**WHAT YOU WILL DO**
Pull out every line of the records that contains the string "name", where case counts.

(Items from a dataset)
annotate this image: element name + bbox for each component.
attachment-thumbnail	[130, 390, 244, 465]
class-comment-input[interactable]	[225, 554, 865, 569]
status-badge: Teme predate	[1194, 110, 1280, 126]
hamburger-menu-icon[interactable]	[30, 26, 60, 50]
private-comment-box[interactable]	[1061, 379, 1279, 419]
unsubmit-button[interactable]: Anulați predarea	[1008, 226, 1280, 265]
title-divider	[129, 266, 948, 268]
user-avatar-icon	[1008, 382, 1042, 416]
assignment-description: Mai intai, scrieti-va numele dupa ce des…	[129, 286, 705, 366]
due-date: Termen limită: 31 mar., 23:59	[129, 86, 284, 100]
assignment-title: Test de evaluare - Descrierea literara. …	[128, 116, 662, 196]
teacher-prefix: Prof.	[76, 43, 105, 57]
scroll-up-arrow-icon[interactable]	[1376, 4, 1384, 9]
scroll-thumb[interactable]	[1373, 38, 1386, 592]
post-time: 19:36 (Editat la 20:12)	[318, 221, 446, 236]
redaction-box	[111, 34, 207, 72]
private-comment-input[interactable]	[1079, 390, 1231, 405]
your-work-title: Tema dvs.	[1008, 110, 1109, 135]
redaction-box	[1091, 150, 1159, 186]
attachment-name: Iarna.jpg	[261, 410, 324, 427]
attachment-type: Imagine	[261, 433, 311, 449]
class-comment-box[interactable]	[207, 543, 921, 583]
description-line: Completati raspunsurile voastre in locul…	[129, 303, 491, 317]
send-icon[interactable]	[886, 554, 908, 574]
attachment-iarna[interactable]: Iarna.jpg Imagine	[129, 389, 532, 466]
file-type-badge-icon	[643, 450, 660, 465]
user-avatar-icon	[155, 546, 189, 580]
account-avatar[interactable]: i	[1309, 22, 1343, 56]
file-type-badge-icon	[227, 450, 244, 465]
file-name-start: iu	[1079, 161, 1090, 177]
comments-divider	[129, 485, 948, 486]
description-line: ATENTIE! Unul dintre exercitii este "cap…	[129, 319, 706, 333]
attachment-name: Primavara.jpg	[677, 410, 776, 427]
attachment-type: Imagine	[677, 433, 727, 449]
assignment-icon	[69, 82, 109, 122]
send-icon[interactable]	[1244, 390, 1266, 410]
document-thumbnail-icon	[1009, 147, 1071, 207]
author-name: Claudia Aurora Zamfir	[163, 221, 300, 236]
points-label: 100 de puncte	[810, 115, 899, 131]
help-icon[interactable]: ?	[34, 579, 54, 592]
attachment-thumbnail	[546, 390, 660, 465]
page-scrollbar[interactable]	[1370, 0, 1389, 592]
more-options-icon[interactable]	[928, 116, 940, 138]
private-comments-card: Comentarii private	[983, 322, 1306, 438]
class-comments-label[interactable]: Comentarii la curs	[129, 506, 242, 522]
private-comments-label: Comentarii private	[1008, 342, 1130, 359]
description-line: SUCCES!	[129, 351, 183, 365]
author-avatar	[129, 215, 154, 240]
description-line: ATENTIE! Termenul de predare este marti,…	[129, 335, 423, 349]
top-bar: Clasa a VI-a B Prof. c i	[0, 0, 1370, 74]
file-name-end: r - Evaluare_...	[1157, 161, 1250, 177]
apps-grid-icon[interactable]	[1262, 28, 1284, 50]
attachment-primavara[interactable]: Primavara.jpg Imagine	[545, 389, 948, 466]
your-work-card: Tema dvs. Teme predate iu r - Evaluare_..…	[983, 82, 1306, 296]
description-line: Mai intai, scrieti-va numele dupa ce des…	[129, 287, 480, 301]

**RESULT OF THIS EXERCISE**
annotate this image: element name + bbox for each component.
attachment-name: Iarna.jpg	[261, 410, 324, 427]
file-name-start: iu	[1079, 161, 1090, 177]
attachment-name: Primavara.jpg	[677, 410, 776, 427]
author-name: Claudia Aurora Zamfir	[163, 221, 300, 236]
file-name-end: r - Evaluare_...	[1157, 161, 1250, 177]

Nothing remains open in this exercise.